Exercise
Look through the listing for the word "Transform". Copy each line that has it.

The input
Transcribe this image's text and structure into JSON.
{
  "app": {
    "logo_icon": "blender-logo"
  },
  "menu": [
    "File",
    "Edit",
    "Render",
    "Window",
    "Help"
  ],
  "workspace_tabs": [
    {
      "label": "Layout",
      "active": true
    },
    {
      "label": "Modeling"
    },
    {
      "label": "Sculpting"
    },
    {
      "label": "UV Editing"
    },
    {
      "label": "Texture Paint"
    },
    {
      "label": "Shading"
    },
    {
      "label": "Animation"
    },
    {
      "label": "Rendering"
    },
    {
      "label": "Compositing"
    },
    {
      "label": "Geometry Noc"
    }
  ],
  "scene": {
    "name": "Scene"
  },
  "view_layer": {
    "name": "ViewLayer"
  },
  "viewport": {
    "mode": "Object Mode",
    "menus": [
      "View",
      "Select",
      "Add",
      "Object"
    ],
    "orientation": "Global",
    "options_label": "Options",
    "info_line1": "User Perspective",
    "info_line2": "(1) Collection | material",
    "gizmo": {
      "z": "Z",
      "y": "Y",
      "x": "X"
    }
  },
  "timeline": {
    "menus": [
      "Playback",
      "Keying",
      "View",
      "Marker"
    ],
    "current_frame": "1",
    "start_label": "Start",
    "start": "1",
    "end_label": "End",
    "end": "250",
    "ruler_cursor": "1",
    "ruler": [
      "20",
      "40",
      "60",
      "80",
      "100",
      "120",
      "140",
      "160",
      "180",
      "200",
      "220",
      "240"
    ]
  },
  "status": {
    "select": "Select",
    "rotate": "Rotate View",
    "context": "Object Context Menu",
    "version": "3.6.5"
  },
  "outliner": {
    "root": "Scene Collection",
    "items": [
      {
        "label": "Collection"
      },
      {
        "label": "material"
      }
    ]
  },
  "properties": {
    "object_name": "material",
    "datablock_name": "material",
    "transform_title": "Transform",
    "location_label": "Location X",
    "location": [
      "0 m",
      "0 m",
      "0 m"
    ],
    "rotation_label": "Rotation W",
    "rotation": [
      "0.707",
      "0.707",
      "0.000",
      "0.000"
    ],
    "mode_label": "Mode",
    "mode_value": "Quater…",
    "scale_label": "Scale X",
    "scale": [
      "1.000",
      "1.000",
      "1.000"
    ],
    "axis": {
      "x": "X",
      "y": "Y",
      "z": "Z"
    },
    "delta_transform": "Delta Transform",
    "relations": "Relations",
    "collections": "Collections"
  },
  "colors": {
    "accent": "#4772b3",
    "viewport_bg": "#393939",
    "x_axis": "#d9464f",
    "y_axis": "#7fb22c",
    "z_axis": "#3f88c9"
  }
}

Solution for this problem
    "transform_title": "Transform",
    "delta_transform": "Delta Transform",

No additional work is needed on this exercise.